Show, in full, each line of the data that contains "Flow".

[Figure contents as structured data]

- - - -

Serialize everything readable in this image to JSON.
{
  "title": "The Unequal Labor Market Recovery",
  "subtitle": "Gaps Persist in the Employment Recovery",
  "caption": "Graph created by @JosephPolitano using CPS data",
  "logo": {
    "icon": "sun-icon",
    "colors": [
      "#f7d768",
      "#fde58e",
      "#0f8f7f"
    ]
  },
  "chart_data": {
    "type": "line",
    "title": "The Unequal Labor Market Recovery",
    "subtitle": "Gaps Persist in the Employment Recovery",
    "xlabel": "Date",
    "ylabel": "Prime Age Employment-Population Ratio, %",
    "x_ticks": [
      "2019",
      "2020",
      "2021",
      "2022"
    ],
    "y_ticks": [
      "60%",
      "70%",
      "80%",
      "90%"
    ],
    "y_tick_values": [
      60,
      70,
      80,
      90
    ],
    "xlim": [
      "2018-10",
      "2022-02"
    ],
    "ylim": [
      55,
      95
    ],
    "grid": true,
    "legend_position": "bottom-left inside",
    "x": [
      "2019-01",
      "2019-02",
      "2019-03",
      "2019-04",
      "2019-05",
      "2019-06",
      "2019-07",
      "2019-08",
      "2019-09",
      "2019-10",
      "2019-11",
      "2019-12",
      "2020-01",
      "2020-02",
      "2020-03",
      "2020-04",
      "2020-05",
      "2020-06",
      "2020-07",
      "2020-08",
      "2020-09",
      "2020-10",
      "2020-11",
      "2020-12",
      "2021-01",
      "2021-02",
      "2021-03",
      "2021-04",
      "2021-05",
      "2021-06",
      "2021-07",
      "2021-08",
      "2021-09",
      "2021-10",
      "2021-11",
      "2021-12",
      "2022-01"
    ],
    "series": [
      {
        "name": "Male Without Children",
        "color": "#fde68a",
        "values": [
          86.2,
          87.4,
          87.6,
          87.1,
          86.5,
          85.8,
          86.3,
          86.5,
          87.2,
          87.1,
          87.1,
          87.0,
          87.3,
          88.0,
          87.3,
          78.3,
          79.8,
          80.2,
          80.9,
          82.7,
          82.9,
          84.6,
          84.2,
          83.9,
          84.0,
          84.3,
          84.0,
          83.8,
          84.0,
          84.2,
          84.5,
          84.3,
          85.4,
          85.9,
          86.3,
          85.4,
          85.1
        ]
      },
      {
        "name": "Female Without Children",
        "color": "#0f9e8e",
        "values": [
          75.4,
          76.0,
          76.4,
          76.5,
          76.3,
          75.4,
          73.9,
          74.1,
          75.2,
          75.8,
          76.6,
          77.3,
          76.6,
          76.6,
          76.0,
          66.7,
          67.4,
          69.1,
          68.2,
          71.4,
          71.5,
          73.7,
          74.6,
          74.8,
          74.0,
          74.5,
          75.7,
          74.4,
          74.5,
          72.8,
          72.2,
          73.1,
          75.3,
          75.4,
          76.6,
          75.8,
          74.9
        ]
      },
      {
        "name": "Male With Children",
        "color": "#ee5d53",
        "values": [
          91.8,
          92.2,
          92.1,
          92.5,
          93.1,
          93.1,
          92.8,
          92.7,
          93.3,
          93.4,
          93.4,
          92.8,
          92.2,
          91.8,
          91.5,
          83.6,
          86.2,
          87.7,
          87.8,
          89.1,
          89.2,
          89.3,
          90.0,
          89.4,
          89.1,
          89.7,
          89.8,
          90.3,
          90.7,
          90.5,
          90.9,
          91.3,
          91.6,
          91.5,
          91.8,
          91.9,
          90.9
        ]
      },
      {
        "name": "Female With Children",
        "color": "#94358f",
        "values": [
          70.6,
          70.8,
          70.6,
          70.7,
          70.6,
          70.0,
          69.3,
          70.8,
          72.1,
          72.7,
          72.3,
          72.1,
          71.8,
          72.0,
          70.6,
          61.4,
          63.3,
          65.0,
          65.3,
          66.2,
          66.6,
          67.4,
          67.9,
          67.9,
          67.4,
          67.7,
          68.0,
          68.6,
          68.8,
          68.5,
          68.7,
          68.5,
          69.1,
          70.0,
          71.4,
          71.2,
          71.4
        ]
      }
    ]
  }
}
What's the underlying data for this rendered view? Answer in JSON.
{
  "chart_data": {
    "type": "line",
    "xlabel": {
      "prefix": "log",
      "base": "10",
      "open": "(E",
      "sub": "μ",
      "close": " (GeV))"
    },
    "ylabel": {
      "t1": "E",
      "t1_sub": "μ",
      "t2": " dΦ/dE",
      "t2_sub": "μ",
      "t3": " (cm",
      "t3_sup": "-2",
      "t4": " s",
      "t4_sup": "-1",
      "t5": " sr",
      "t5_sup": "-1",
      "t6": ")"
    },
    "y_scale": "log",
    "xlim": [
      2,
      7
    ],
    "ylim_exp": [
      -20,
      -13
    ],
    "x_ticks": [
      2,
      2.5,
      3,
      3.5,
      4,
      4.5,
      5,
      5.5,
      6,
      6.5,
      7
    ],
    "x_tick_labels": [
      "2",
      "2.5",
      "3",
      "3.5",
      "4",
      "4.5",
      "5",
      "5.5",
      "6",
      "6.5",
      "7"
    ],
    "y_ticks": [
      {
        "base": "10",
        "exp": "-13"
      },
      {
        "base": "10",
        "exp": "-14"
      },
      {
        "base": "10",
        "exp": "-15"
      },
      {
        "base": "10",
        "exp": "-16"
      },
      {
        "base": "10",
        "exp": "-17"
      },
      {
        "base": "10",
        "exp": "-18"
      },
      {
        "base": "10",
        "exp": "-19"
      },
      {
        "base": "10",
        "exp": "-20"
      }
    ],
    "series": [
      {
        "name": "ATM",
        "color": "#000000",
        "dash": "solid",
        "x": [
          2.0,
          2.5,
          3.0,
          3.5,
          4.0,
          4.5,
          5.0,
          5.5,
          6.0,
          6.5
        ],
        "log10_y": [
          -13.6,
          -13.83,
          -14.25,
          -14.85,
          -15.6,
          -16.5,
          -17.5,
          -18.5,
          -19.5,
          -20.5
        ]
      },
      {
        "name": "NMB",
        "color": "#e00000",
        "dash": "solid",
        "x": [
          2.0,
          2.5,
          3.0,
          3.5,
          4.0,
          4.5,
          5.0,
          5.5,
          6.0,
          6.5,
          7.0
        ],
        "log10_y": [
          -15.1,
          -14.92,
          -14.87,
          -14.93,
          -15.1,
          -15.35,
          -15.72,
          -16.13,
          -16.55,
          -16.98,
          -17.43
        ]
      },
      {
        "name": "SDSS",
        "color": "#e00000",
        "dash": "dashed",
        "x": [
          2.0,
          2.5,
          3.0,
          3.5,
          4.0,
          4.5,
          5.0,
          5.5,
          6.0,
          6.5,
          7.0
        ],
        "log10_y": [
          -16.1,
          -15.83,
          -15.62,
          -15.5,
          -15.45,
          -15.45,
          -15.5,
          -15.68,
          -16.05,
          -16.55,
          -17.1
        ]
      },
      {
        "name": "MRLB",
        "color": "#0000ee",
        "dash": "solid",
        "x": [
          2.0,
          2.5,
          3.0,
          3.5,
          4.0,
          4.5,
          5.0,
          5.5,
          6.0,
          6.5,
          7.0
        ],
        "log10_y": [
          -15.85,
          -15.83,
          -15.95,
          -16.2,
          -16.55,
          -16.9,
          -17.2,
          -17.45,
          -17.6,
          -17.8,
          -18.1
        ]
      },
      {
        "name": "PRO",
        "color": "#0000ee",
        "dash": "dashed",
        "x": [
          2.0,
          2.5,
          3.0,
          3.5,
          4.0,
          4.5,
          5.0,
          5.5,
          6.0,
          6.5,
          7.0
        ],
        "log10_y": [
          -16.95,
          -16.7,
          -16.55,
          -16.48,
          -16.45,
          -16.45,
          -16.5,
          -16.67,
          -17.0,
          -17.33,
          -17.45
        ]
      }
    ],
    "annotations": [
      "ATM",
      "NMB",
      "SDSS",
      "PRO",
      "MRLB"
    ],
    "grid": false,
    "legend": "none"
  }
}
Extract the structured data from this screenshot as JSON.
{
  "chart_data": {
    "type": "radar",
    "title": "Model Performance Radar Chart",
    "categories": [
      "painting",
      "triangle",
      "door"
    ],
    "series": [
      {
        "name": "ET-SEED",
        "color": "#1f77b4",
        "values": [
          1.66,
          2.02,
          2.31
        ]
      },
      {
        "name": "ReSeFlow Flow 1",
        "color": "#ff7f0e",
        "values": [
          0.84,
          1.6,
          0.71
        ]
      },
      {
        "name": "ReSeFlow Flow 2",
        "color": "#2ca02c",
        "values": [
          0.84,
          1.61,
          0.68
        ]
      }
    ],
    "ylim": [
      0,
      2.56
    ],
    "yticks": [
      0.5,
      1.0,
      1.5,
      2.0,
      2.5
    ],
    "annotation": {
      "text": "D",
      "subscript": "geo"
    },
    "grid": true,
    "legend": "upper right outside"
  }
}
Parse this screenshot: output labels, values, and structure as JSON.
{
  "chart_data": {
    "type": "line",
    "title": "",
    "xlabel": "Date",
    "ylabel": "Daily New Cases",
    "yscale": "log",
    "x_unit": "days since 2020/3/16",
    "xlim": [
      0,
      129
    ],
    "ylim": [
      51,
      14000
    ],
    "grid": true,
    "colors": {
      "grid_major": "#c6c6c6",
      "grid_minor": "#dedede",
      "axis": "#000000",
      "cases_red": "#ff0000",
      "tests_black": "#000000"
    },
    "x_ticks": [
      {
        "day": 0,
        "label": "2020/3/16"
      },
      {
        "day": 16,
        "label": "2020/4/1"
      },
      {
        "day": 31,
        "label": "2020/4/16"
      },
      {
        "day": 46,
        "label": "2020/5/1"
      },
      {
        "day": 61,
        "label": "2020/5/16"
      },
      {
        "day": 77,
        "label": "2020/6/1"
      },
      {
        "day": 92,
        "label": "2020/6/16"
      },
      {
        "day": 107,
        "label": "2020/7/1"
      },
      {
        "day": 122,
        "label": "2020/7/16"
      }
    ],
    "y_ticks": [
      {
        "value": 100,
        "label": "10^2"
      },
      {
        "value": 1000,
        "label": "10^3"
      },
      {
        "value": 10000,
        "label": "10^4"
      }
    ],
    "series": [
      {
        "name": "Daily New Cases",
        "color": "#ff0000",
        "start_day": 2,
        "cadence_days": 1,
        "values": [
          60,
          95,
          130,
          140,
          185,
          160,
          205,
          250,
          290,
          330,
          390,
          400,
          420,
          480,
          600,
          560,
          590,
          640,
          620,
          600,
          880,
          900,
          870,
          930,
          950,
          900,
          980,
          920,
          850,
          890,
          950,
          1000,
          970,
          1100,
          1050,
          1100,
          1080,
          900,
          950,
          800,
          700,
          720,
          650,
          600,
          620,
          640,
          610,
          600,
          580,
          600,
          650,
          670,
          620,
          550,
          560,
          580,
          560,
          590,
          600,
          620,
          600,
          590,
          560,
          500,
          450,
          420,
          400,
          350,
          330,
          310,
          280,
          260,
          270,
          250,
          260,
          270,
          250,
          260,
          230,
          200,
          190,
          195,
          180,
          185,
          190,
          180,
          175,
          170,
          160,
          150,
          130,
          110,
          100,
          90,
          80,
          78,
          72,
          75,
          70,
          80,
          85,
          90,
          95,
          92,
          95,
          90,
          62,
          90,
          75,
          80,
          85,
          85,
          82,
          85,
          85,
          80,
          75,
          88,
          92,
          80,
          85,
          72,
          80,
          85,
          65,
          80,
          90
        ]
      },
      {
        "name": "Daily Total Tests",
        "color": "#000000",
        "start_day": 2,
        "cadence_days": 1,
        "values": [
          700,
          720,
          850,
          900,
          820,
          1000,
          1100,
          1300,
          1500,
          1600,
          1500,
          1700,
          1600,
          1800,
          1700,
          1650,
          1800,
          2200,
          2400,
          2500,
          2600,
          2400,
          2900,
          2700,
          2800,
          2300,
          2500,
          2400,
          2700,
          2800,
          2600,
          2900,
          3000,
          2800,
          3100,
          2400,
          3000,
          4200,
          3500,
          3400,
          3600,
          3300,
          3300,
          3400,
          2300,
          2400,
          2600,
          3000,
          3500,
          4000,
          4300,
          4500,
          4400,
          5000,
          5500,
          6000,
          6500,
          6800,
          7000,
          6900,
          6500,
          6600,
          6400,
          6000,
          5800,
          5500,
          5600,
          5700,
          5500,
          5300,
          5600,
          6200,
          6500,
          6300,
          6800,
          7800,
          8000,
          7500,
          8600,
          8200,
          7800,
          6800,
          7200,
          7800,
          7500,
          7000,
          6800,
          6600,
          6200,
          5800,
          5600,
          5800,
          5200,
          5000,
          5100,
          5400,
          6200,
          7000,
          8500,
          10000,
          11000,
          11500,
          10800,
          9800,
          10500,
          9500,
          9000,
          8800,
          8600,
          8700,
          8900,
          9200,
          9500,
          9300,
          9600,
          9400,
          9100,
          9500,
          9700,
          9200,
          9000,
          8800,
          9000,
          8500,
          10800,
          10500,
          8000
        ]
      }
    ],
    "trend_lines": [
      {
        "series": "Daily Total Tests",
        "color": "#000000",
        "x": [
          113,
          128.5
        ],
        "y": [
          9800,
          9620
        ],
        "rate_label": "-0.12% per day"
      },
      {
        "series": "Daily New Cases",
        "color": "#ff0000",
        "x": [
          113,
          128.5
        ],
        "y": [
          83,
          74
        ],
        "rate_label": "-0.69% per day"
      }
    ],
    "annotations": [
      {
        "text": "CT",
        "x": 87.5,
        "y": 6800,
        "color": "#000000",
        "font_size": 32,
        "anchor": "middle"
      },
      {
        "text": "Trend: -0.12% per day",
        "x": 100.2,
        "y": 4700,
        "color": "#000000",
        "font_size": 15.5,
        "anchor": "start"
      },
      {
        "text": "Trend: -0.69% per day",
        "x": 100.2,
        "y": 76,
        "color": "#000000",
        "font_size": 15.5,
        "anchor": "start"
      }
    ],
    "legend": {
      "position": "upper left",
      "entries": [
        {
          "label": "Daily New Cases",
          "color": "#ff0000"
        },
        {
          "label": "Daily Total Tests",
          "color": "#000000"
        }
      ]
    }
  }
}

- - - -

Solved problem -
        "name": "ReSeFlow Flow 1",
        "name": "ReSeFlow Flow 2",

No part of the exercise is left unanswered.